==== MATERIAL SUPPLIED ====

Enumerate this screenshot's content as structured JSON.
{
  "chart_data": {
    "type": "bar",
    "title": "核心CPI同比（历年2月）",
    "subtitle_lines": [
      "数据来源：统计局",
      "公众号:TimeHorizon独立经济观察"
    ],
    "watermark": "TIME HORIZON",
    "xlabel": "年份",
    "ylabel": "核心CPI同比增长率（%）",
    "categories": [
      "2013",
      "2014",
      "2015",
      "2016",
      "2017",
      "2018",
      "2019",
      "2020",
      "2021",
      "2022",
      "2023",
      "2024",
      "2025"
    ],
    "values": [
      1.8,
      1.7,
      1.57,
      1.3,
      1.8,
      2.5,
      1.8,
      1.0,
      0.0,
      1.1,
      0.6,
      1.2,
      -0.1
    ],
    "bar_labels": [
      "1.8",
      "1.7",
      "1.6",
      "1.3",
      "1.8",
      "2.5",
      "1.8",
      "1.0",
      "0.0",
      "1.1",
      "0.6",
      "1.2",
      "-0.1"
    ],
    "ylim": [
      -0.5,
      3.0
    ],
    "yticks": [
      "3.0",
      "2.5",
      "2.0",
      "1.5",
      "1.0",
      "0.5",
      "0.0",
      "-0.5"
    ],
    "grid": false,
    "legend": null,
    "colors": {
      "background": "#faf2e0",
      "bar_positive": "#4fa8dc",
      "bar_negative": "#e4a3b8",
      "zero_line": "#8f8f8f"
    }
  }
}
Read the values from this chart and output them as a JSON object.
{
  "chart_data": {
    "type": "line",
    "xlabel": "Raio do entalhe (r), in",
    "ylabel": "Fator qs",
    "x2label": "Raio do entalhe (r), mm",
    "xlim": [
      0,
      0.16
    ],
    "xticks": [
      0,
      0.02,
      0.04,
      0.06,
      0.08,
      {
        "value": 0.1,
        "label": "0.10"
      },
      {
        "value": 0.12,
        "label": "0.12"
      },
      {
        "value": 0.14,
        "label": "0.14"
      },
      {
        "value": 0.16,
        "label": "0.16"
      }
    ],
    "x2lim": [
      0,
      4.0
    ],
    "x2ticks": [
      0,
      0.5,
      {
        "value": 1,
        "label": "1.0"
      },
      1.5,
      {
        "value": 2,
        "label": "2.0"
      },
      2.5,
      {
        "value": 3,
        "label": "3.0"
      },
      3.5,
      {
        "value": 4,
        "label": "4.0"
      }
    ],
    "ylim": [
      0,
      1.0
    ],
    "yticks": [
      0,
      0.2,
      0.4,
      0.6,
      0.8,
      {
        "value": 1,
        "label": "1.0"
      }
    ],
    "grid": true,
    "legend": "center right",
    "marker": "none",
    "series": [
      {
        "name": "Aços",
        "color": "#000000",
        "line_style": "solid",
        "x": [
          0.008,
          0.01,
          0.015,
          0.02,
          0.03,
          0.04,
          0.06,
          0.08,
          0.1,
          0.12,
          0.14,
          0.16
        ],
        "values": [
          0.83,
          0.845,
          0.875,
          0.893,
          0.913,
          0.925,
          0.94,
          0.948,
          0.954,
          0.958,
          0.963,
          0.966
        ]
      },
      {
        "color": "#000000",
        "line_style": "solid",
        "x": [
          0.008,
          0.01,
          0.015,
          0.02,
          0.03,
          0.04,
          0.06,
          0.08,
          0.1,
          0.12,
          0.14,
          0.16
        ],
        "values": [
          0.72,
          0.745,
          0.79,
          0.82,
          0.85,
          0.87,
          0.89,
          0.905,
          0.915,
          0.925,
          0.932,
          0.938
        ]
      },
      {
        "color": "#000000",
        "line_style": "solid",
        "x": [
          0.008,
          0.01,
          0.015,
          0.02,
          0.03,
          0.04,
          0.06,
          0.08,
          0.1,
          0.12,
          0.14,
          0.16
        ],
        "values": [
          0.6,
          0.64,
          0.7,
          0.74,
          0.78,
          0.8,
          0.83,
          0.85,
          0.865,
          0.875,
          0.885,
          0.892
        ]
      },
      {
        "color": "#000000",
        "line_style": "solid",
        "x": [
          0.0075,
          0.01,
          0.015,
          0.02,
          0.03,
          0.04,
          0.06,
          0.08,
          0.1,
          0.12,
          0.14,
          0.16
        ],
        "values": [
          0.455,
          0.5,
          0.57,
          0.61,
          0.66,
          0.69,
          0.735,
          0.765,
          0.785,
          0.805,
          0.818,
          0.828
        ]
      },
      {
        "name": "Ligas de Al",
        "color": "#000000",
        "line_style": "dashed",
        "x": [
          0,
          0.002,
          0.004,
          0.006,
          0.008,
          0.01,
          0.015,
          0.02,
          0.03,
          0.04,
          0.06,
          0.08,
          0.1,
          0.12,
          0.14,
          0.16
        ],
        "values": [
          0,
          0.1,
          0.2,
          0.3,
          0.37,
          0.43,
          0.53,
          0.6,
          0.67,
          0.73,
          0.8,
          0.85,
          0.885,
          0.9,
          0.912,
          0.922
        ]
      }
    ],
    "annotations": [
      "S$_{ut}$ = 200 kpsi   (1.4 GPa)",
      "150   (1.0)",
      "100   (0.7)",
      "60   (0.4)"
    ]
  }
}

====

EXERCISE GOAL:
Write out the whole listing exactly.

OUTPUT FOR THIS TASK:
Enumerate this screenshot's content as structured JSON.
{
  "chart_data": {
    "type": "bar",
    "title": "核心CPI同比（历年2月）",
    "subtitle_lines": [
      "数据来源：统计局",
      "公众号:TimeHorizon独立经济观察"
    ],
    "watermark": "TIME HORIZON",
    "xlabel": "年份",
    "ylabel": "核心CPI同比增长率（%）",
    "categories": [
      "2013",
      "2014",
      "2015",
      "2016",
      "2017",
      "2018",
      "2019",
      "2020",
      "2021",
      "2022",
      "2023",
      "2024",
      "2025"
    ],
    "values": [
      1.8,
      1.7,
      1.57,
      1.3,
      1.8,
      2.5,
      1.8,
      1.0,
      0.0,
      1.1,
      0.6,
      1.2,
      -0.1
    ],
    "bar_labels": [
      "1.8",
      "1.7",
      "1.6",
      "1.3",
      "1.8",
      "2.5",
      "1.8",
      "1.0",
      "0.0",
      "1.1",
      "0.6",
      "1.2",
      "-0.1"
    ],
    "ylim": [
      -0.5,
      3.0
    ],
    "yticks": [
      "3.0",
      "2.5",
      "2.0",
      "1.5",
      "1.0",
      "0.5",
      "0.0",
      "-0.5"
    ],
    "grid": false,
    "legend": null,
    "colors": {
      "background": "#faf2e0",
      "bar_positive": "#4fa8dc",
      "bar_negative": "#e4a3b8",
      "zero_line": "#8f8f8f"
    }
  }
}
Read the values from this chart and output them as a JSON object.
{
  "chart_data": {
    "type": "line",
    "xlabel": "Raio do entalhe (r), in",
    "ylabel": "Fator qs",
    "x2label": "Raio do entalhe (r), mm",
    "xlim": [
      0,
      0.16
    ],
    "xticks": [
      0,
      0.02,
      0.04,
      0.06,
      0.08,
      {
        "value": 0.1,
        "label": "0.10"
      },
      {
        "value": 0.12,
        "label": "0.12"
      },
      {
        "value": 0.14,
        "label": "0.14"
      },
      {
        "value": 0.16,
        "label": "0.16"
      }
    ],
    "x2lim": [
      0,
      4.0
    ],
    "x2ticks": [
      0,
      0.5,
      {
        "value": 1,
        "label": "1.0"
      },
      1.5,
      {
        "value": 2,
        "label": "2.0"
      },
      2.5,
      {
        "value": 3,
        "label": "3.0"
      },
      3.5,
      {
        "value": 4,
        "label": "4.0"
      }
    ],
    "ylim": [
      0,
      1.0
    ],
    "yticks": [
      0,
      0.2,
      0.4,
      0.6,
      0.8,
      {
        "value": 1,
        "label": "1.0"
      }
    ],
    "grid": true,
    "legend": "center right",
    "marker": "none",
    "series": [
      {
        "name": "Aços",
        "color": "#000000",
        "line_style": "solid",
        "x": [
          0.008,
          0.01,
          0.015,
          0.02,
          0.03,
          0.04,
          0.06,
          0.08,
          0.1,
          0.12,
          0.14,
          0.16
        ],
        "values": [
          0.83,
          0.845,
          0.875,
          0.893,
          0.913,
          0.925,
          0.94,
          0.948,
          0.954,
          0.958,
          0.963,
          0.966
        ]
      },
      {
        "color": "#000000",
        "line_style": "solid",
        "x": [
          0.008,
          0.01,
          0.015,
          0.02,
          0.03,
          0.04,
          0.06,
          0.08,
          0.1,
          0.12,
          0.14,
          0.16
        ],
        "values": [
          0.72,
          0.745,
          0.79,
          0.82,
          0.85,
          0.87,
          0.89,
          0.905,
          0.915,
          0.925,
          0.932,
          0.938
        ]
      },
      {
        "color": "#000000",
        "line_style": "solid",
        "x": [
          0.008,
          0.01,
          0.015,
          0.02,
          0.03,
          0.04,
          0.06,
          0.08,
          0.1,
          0.12,
          0.14,
          0.16
        ],
        "values": [
          0.6,
          0.64,
          0.7,
          0.74,
          0.78,
          0.8,
          0.83,
          0.85,
          0.865,
          0.875,
          0.885,
          0.892
        ]
      },
      {
        "color": "#000000",
        "line_style": "solid",
        "x": [
          0.0075,
          0.01,
          0.015,
          0.02,
          0.03,
          0.04,
          0.06,
          0.08,
          0.1,
          0.12,
          0.14,
          0.16
        ],
        "values": [
          0.455,
          0.5,
          0.57,
          0.61,
          0.66,
          0.69,
          0.735,
          0.765,
          0.785,
          0.805,
          0.818,
          0.828
        ]
      },
      {
        "name": "Ligas de Al",
        "color": "#000000",
        "line_style": "dashed",
        "x": [
          0,
          0.002,
          0.004,
          0.006,
          0.008,
          0.01,
          0.015,
          0.02,
          0.03,
          0.04,
          0.06,
          0.08,
          0.1,
          0.12,
          0.14,
          0.16
        ],
        "values": [
          0,
          0.1,
          0.2,
          0.3,
          0.37,
          0.43,
          0.53,
          0.6,
          0.67,
          0.73,
          0.8,
          0.85,
          0.885,
          0.9,
          0.912,
          0.922
        ]
      }
    ],
    "annotations": [
      "S$_{ut}$ = 200 kpsi   (1.4 GPa)",
      "150   (1.0)",
      "100   (0.7)",
      "60   (0.4)"
    ]
  }
}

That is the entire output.